Saved data entries

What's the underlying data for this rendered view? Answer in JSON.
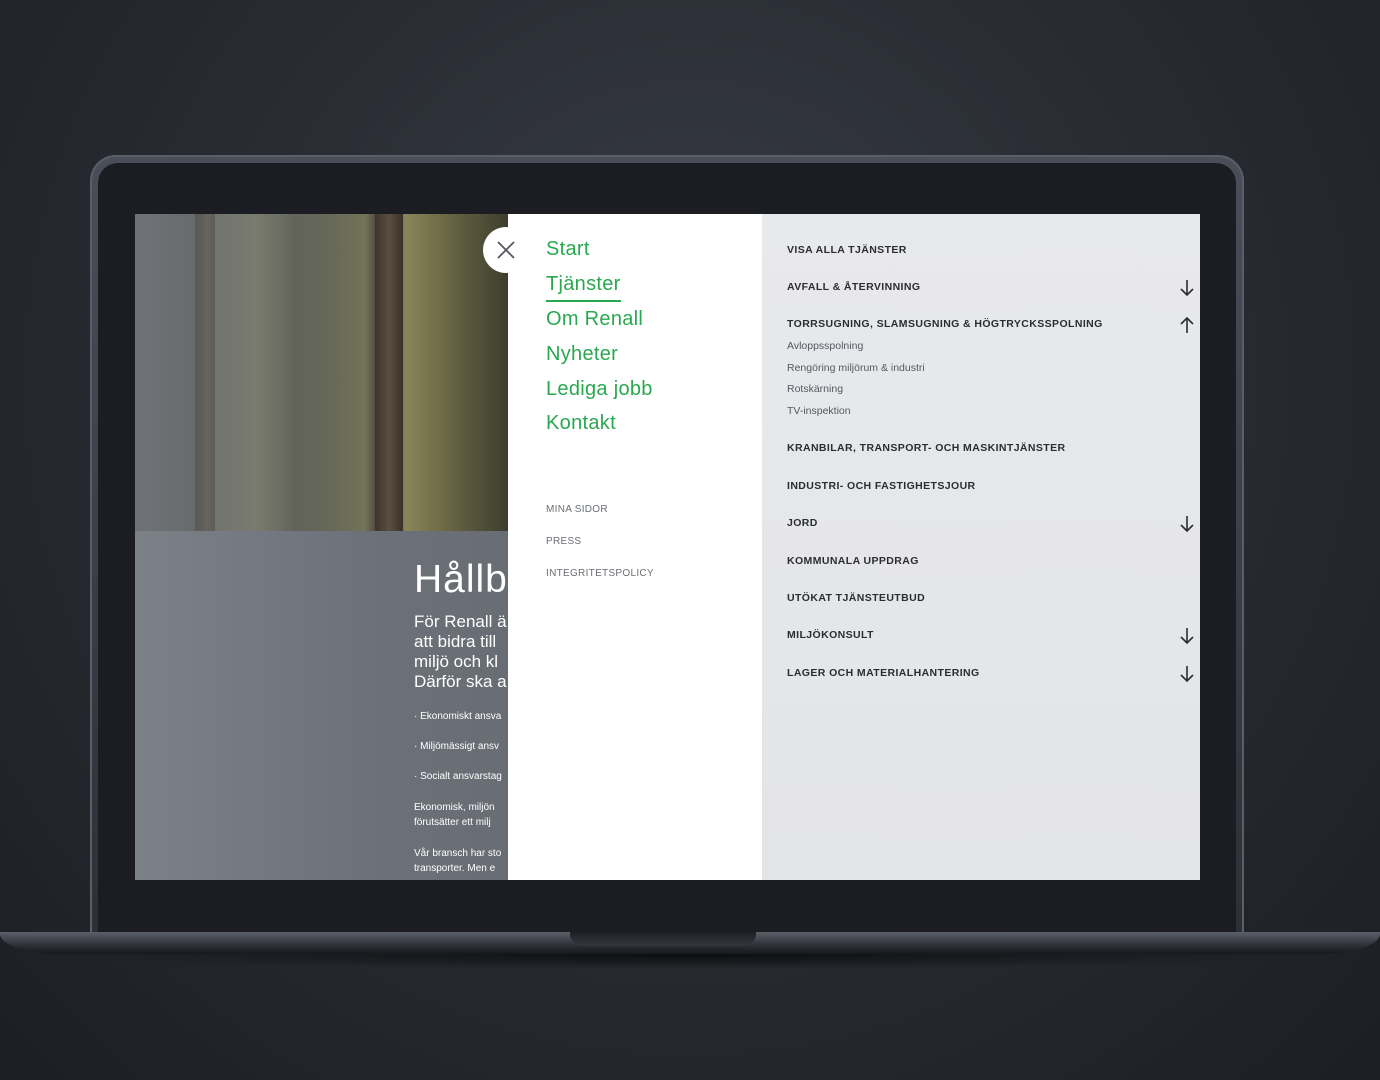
{
  "hero": {
    "title": "Hållb",
    "lead": "För Renall ä\natt bidra till\nmiljö och kl\nDärför ska a",
    "bullets": [
      "· Ekonomiskt ansva",
      "· Miljömässigt ansv",
      "· Socialt ansvarstag"
    ],
    "para1": [
      "Ekonomisk, miljön",
      "förutsätter ett milj"
    ],
    "para2": [
      "Vår bransch har sto",
      "transporter. Men e"
    ]
  },
  "close": {
    "icon": "close-icon"
  },
  "nav": {
    "items": [
      "Start",
      "Tjänster",
      "Om Renall",
      "Nyheter",
      "Lediga jobb",
      "Kontakt"
    ],
    "active": "Tjänster",
    "secondary": [
      "MINA SIDOR",
      "PRESS",
      "INTEGRITETSPOLICY"
    ]
  },
  "services": {
    "items": [
      {
        "label": "VISA ALLA TJÄNSTER",
        "arrow": ""
      },
      {
        "label": "AVFALL & ÅTERVINNING",
        "arrow": "arrow-down-icon"
      },
      {
        "label": "TORRSUGNING, SLAMSUGNING & HÖGTRYCKSSPOLNING",
        "arrow": "arrow-up-icon",
        "children": [
          "Avloppsspolning",
          "Rengöring miljörum & industri",
          "Rotskärning",
          "TV-inspektion"
        ]
      },
      {
        "label": "KRANBILAR, TRANSPORT- OCH MASKINTJÄNSTER",
        "arrow": ""
      },
      {
        "label": "INDUSTRI- OCH FASTIGHETSJOUR",
        "arrow": ""
      },
      {
        "label": "JORD",
        "arrow": "arrow-down-icon"
      },
      {
        "label": "KOMMUNALA UPPDRAG",
        "arrow": ""
      },
      {
        "label": "UTÖKAT TJÄNSTEUTBUD",
        "arrow": ""
      },
      {
        "label": "MILJÖKONSULT",
        "arrow": "arrow-down-icon"
      },
      {
        "label": "LAGER OCH MATERIALHANTERING",
        "arrow": "arrow-down-icon"
      }
    ]
  },
  "colors": {
    "accent": "#2aa84f",
    "panel": "#e6e7ea",
    "text_dark": "#2b2d31"
  }
}
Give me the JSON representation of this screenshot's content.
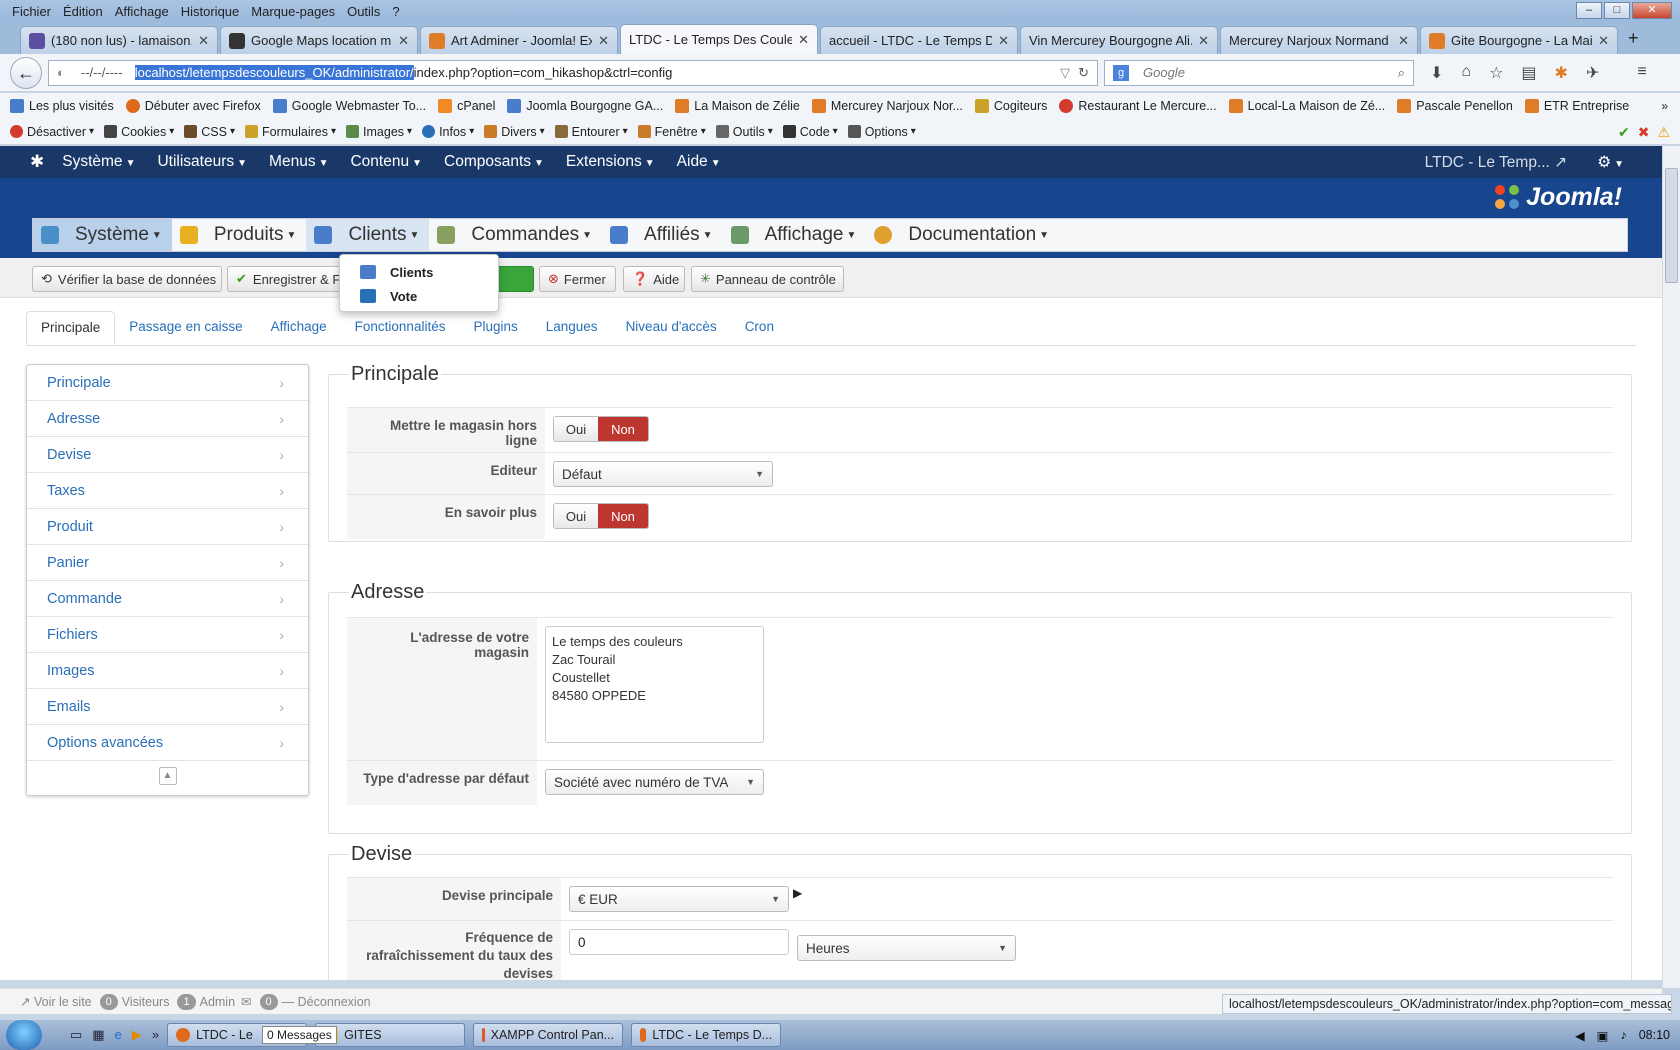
{
  "browser": {
    "menu": [
      "Fichier",
      "Édition",
      "Affichage",
      "Historique",
      "Marque-pages",
      "Outils",
      "?"
    ],
    "tabs": [
      {
        "label": "(180 non lus) - lamaison...",
        "color": "#5a4fa0"
      },
      {
        "label": "Google Maps location m...",
        "color": "#333333"
      },
      {
        "label": "Art Adminer - Joomla! Ex...",
        "color": "#e07b27"
      },
      {
        "label": "LTDC - Le Temps Des Couleu...",
        "color": "#ffffff",
        "active": true
      },
      {
        "label": "accueil - LTDC - Le Temps D...",
        "color": "#ffffff"
      },
      {
        "label": "Vin Mercurey Bourgogne Ali...",
        "color": "#ffffff"
      },
      {
        "label": "Mercurey Narjoux Normand ...",
        "color": "#ffffff"
      },
      {
        "label": "Gite Bourgogne - La Mai...",
        "color": "#e07b27"
      }
    ],
    "url_history_label": "--/--/----",
    "url_selected": "localhost/letempsdescouleurs_OK/administrator/",
    "url_rest": "index.php?option=com_hikashop&ctrl=config",
    "search_engine": "g",
    "search_placeholder": "Google",
    "bookmarks": [
      {
        "label": "Les plus visités",
        "color": "#4a7ccc"
      },
      {
        "label": "Débuter avec Firefox",
        "color": "#e06a1b"
      },
      {
        "label": "Google Webmaster To...",
        "color": "#4a7ccc"
      },
      {
        "label": "cPanel",
        "color": "#f08a24"
      },
      {
        "label": "Joomla Bourgogne GA...",
        "color": "#4a7ccc"
      },
      {
        "label": "La Maison de Zélie",
        "color": "#e07b27"
      },
      {
        "label": "Mercurey Narjoux Nor...",
        "color": "#e07b27"
      },
      {
        "label": "Cogiteurs",
        "color": "#c9a227"
      },
      {
        "label": "Restaurant Le Mercure...",
        "color": "#d33b2f"
      },
      {
        "label": "Local-La Maison de Zé...",
        "color": "#e07b27"
      },
      {
        "label": "Pascale Penellon",
        "color": "#e07b27"
      },
      {
        "label": "ETR Entreprise",
        "color": "#e07b27"
      }
    ],
    "devtools": [
      "Désactiver",
      "Cookies",
      "CSS",
      "Formulaires",
      "Images",
      "Infos",
      "Divers",
      "Entourer",
      "Fenêtre",
      "Outils",
      "Code",
      "Options"
    ]
  },
  "joomla": {
    "topnav": [
      "Système",
      "Utilisateurs",
      "Menus",
      "Contenu",
      "Composants",
      "Extensions",
      "Aide"
    ],
    "site_name": "LTDC - Le Temp...",
    "brand": "Joomla!",
    "brand_color": "#17458e"
  },
  "hikamenu": [
    {
      "label": "Système",
      "color": "#4a90c8"
    },
    {
      "label": "Produits",
      "color": "#e8b020"
    },
    {
      "label": "Clients",
      "color": "#4a7ccc"
    },
    {
      "label": "Commandes",
      "color": "#8aa060"
    },
    {
      "label": "Affiliés",
      "color": "#4a7ccc"
    },
    {
      "label": "Affichage",
      "color": "#6a9a6a"
    },
    {
      "label": "Documentation",
      "color": "#e0a030"
    }
  ],
  "dropdown": [
    "Clients",
    "Vote"
  ],
  "toolbar": {
    "check_db": "Vérifier la base de données",
    "save_close": "Enregistrer & Fe",
    "close": "Fermer",
    "help": "Aide",
    "control_panel": "Panneau de contrôle"
  },
  "subtabs": [
    "Principale",
    "Passage en caisse",
    "Affichage",
    "Fonctionnalités",
    "Plugins",
    "Langues",
    "Niveau d'accès",
    "Cron"
  ],
  "sidenav": [
    "Principale",
    "Adresse",
    "Devise",
    "Taxes",
    "Produit",
    "Panier",
    "Commande",
    "Fichiers",
    "Images",
    "Emails",
    "Options avancées"
  ],
  "sections": {
    "principale": {
      "title": "Principale",
      "offline_label": "Mettre le magasin hors ligne",
      "editor_label": "Editeur",
      "editor_value": "Défaut",
      "more_label": "En savoir plus",
      "yes": "Oui",
      "no": "Non"
    },
    "adresse": {
      "title": "Adresse",
      "store_label": "L'adresse de votre magasin",
      "store_value": "Le temps des couleurs\nZac Tourail\nCoustellet\n84580 OPPEDE",
      "type_label": "Type d'adresse par défaut",
      "type_value": "Société avec numéro de TVA"
    },
    "devise": {
      "title": "Devise",
      "main_label": "Devise principale",
      "main_value": "€ EUR",
      "freq_label": "Fréquence de rafraîchissement du taux des devises",
      "freq_value": "0",
      "freq_unit": "Heures"
    }
  },
  "statusbar": {
    "view_site": "Voir le site",
    "visitors_count": "0",
    "visitors": "Visiteurs",
    "admin_count": "1",
    "admin": "Admin",
    "messages_count": "0",
    "logout": "Déconnexion",
    "link_status": "localhost/letempsdescouleurs_OK/administrator/index.php?option=com_messages"
  },
  "taskbar": {
    "tasks": [
      "LTDC - Le",
      "GITES",
      "XAMPP Control Pan...",
      "LTDC - Le Temps D..."
    ],
    "tooltip": "0 Messages",
    "clock": "08:10"
  }
}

* _AIM OF THE TASK_:
Note every line above where the string "Bourgogne" shows up, and copy those lines.

* _SOLVED EXERCISE_:
        "label": "Vin Mercurey Bourgogne Ali...",
        "label": "Gite Bourgogne - La Mai...",
        "label": "Joomla Bourgogne GA...",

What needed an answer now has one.